Records that describe figures
»»
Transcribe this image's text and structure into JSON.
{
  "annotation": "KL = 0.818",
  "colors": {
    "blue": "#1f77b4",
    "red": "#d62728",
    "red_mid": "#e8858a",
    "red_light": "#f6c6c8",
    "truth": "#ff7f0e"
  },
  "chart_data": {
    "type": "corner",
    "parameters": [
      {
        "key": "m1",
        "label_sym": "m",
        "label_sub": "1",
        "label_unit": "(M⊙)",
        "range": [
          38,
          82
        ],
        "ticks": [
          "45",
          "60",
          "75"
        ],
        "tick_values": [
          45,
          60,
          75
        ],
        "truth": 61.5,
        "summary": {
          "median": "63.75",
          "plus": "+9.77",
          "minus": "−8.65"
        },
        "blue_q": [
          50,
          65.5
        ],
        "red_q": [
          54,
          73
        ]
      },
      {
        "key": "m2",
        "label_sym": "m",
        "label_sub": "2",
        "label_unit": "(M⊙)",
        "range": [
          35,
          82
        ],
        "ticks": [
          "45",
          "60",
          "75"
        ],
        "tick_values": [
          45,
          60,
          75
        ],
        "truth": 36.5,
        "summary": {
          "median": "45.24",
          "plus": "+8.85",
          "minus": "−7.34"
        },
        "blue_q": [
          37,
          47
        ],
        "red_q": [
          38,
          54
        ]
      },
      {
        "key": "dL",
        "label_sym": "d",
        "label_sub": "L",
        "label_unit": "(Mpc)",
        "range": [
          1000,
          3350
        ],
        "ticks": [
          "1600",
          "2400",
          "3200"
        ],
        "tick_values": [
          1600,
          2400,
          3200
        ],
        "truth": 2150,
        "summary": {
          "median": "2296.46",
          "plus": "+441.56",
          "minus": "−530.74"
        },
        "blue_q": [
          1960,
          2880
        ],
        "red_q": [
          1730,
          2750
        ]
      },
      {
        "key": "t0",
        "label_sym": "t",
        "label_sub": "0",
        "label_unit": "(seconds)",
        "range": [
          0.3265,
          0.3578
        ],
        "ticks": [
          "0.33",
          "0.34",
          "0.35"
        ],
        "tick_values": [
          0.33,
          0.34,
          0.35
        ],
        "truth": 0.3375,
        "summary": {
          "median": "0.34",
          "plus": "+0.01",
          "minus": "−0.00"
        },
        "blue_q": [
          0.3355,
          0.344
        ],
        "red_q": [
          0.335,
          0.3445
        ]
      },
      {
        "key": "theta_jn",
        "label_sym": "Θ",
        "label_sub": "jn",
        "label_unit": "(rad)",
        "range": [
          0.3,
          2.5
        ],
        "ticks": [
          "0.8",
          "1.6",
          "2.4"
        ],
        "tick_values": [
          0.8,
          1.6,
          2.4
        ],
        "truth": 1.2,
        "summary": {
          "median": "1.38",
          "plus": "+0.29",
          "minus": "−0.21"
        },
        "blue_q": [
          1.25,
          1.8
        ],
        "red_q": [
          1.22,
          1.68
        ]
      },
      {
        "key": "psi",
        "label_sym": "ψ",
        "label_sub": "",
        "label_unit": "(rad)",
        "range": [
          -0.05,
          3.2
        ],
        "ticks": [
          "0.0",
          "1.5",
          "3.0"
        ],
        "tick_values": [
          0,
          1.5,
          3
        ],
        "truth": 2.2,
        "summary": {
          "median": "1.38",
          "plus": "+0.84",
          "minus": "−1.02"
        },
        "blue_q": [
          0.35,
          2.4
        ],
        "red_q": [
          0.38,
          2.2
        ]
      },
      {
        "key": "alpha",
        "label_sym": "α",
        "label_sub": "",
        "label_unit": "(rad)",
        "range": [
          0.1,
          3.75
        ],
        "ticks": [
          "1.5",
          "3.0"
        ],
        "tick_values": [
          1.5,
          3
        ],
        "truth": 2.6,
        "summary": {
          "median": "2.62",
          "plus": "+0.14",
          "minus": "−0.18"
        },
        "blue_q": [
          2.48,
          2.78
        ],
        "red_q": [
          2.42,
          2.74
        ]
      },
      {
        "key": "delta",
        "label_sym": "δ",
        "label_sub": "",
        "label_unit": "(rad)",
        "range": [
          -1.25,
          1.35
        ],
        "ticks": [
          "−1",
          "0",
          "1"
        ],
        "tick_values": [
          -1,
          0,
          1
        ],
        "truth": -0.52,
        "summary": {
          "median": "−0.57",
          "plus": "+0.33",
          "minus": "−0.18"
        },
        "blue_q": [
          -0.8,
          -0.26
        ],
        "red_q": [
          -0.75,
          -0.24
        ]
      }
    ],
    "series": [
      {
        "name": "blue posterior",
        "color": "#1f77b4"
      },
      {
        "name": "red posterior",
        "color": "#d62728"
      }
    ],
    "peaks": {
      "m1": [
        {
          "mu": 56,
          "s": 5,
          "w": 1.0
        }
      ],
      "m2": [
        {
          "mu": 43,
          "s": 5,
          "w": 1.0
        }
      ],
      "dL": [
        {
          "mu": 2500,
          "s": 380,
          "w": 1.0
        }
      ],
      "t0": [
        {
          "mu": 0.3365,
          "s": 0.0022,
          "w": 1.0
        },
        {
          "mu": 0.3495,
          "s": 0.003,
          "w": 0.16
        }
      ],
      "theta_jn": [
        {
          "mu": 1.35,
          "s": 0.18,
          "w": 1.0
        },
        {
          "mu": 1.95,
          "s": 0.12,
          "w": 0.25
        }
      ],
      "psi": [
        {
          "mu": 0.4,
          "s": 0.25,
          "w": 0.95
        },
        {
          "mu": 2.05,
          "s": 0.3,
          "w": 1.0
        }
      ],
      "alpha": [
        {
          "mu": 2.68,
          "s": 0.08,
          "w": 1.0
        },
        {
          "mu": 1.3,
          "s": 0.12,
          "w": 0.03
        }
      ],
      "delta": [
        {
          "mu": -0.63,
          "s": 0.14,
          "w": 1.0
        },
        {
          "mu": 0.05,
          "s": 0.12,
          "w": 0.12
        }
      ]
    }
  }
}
««
◆ WHAT TO DO ◆
Copy each record from above without leaving any out.

◆ FINISHED EXERCISE ◆
Transcribe this image's text and structure into JSON.
{
  "annotation": "KL = 0.818",
  "colors": {
    "blue": "#1f77b4",
    "red": "#d62728",
    "red_mid": "#e8858a",
    "red_light": "#f6c6c8",
    "truth": "#ff7f0e"
  },
  "chart_data": {
    "type": "corner",
    "parameters": [
      {
        "key": "m1",
        "label_sym": "m",
        "label_sub": "1",
        "label_unit": "(M⊙)",
        "range": [
          38,
          82
        ],
        "ticks": [
          "45",
          "60",
          "75"
        ],
        "tick_values": [
          45,
          60,
          75
        ],
        "truth": 61.5,
        "summary": {
          "median": "63.75",
          "plus": "+9.77",
          "minus": "−8.65"
        },
        "blue_q": [
          50,
          65.5
        ],
        "red_q": [
          54,
          73
        ]
      },
      {
        "key": "m2",
        "label_sym": "m",
        "label_sub": "2",
        "label_unit": "(M⊙)",
        "range": [
          35,
          82
        ],
        "ticks": [
          "45",
          "60",
          "75"
        ],
        "tick_values": [
          45,
          60,
          75
        ],
        "truth": 36.5,
        "summary": {
          "median": "45.24",
          "plus": "+8.85",
          "minus": "−7.34"
        },
        "blue_q": [
          37,
          47
        ],
        "red_q": [
          38,
          54
        ]
      },
      {
        "key": "dL",
        "label_sym": "d",
        "label_sub": "L",
        "label_unit": "(Mpc)",
        "range": [
          1000,
          3350
        ],
        "ticks": [
          "1600",
          "2400",
          "3200"
        ],
        "tick_values": [
          1600,
          2400,
          3200
        ],
        "truth": 2150,
        "summary": {
          "median": "2296.46",
          "plus": "+441.56",
          "minus": "−530.74"
        },
        "blue_q": [
          1960,
          2880
        ],
        "red_q": [
          1730,
          2750
        ]
      },
      {
        "key": "t0",
        "label_sym": "t",
        "label_sub": "0",
        "label_unit": "(seconds)",
        "range": [
          0.3265,
          0.3578
        ],
        "ticks": [
          "0.33",
          "0.34",
          "0.35"
        ],
        "tick_values": [
          0.33,
          0.34,
          0.35
        ],
        "truth": 0.3375,
        "summary": {
          "median": "0.34",
          "plus": "+0.01",
          "minus": "−0.00"
        },
        "blue_q": [
          0.3355,
          0.344
        ],
        "red_q": [
          0.335,
          0.3445
        ]
      },
      {
        "key": "theta_jn",
        "label_sym": "Θ",
        "label_sub": "jn",
        "label_unit": "(rad)",
        "range": [
          0.3,
          2.5
        ],
        "ticks": [
          "0.8",
          "1.6",
          "2.4"
        ],
        "tick_values": [
          0.8,
          1.6,
          2.4
        ],
        "truth": 1.2,
        "summary": {
          "median": "1.38",
          "plus": "+0.29",
          "minus": "−0.21"
        },
        "blue_q": [
          1.25,
          1.8
        ],
        "red_q": [
          1.22,
          1.68
        ]
      },
      {
        "key": "psi",
        "label_sym": "ψ",
        "label_sub": "",
        "label_unit": "(rad)",
        "range": [
          -0.05,
          3.2
        ],
        "ticks": [
          "0.0",
          "1.5",
          "3.0"
        ],
        "tick_values": [
          0,
          1.5,
          3
        ],
        "truth": 2.2,
        "summary": {
          "median": "1.38",
          "plus": "+0.84",
          "minus": "−1.02"
        },
        "blue_q": [
          0.35,
          2.4
        ],
        "red_q": [
          0.38,
          2.2
        ]
      },
      {
        "key": "alpha",
        "label_sym": "α",
        "label_sub": "",
        "label_unit": "(rad)",
        "range": [
          0.1,
          3.75
        ],
        "ticks": [
          "1.5",
          "3.0"
        ],
        "tick_values": [
          1.5,
          3
        ],
        "truth": 2.6,
        "summary": {
          "median": "2.62",
          "plus": "+0.14",
          "minus": "−0.18"
        },
        "blue_q": [
          2.48,
          2.78
        ],
        "red_q": [
          2.42,
          2.74
        ]
      },
      {
        "key": "delta",
        "label_sym": "δ",
        "label_sub": "",
        "label_unit": "(rad)",
        "range": [
          -1.25,
          1.35
        ],
        "ticks": [
          "−1",
          "0",
          "1"
        ],
        "tick_values": [
          -1,
          0,
          1
        ],
        "truth": -0.52,
        "summary": {
          "median": "−0.57",
          "plus": "+0.33",
          "minus": "−0.18"
        },
        "blue_q": [
          -0.8,
          -0.26
        ],
        "red_q": [
          -0.75,
          -0.24
        ]
      }
    ],
    "series": [
      {
        "name": "blue posterior",
        "color": "#1f77b4"
      },
      {
        "name": "red posterior",
        "color": "#d62728"
      }
    ],
    "peaks": {
      "m1": [
        {
          "mu": 56,
          "s": 5,
          "w": 1.0
        }
      ],
      "m2": [
        {
          "mu": 43,
          "s": 5,
          "w": 1.0
        }
      ],
      "dL": [
        {
          "mu": 2500,
          "s": 380,
          "w": 1.0
        }
      ],
      "t0": [
        {
          "mu": 0.3365,
          "s": 0.0022,
          "w": 1.0
        },
        {
          "mu": 0.3495,
          "s": 0.003,
          "w": 0.16
        }
      ],
      "theta_jn": [
        {
          "mu": 1.35,
          "s": 0.18,
          "w": 1.0
        },
        {
          "mu": 1.95,
          "s": 0.12,
          "w": 0.25
        }
      ],
      "psi": [
        {
          "mu": 0.4,
          "s": 0.25,
          "w": 0.95
        },
        {
          "mu": 2.05,
          "s": 0.3,
          "w": 1.0
        }
      ],
      "alpha": [
        {
          "mu": 2.68,
          "s": 0.08,
          "w": 1.0
        },
        {
          "mu": 1.3,
          "s": 0.12,
          "w": 0.03
        }
      ],
      "delta": [
        {
          "mu": -0.63,
          "s": 0.14,
          "w": 1.0
        },
        {
          "mu": 0.05,
          "s": 0.12,
          "w": 0.12
        }
      ]
    }
  }
}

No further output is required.